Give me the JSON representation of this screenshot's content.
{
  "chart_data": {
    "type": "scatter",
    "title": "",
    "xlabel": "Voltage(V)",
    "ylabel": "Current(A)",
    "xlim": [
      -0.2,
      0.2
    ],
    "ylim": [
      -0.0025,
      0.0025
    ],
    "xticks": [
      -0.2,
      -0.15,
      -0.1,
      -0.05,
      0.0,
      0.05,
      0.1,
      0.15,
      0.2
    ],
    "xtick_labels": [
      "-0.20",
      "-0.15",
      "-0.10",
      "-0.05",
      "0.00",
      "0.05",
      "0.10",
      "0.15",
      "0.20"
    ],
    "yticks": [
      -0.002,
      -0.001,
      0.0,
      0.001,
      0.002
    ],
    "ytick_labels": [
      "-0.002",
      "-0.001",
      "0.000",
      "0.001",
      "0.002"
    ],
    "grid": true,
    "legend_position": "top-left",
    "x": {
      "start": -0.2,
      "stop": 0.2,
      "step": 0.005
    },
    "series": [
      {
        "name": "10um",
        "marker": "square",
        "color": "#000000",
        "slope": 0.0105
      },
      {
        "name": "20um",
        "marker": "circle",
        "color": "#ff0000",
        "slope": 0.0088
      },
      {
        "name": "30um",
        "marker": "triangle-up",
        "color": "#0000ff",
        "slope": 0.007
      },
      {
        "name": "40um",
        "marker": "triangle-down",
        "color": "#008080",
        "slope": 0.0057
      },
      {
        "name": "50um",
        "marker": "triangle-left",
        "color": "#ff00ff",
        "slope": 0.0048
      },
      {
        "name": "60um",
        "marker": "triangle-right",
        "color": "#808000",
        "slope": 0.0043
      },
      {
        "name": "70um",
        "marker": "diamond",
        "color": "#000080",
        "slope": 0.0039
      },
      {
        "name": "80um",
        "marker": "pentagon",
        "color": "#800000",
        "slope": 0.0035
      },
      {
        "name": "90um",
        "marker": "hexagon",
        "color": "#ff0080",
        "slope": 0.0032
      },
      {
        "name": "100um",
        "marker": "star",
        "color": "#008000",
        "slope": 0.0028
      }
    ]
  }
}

◇ ◇ ◇ ◇ ◇ ◇ ◇

Required work >>
Look through the records and gather every line containing "name".

Written reply >>
        "name": "10um",
        "name": "20um",
        "name": "30um",
        "name": "40um",
        "name": "50um",
        "name": "60um",
        "name": "70um",
        "name": "80um",
        "name": "90um",
        "name": "100um",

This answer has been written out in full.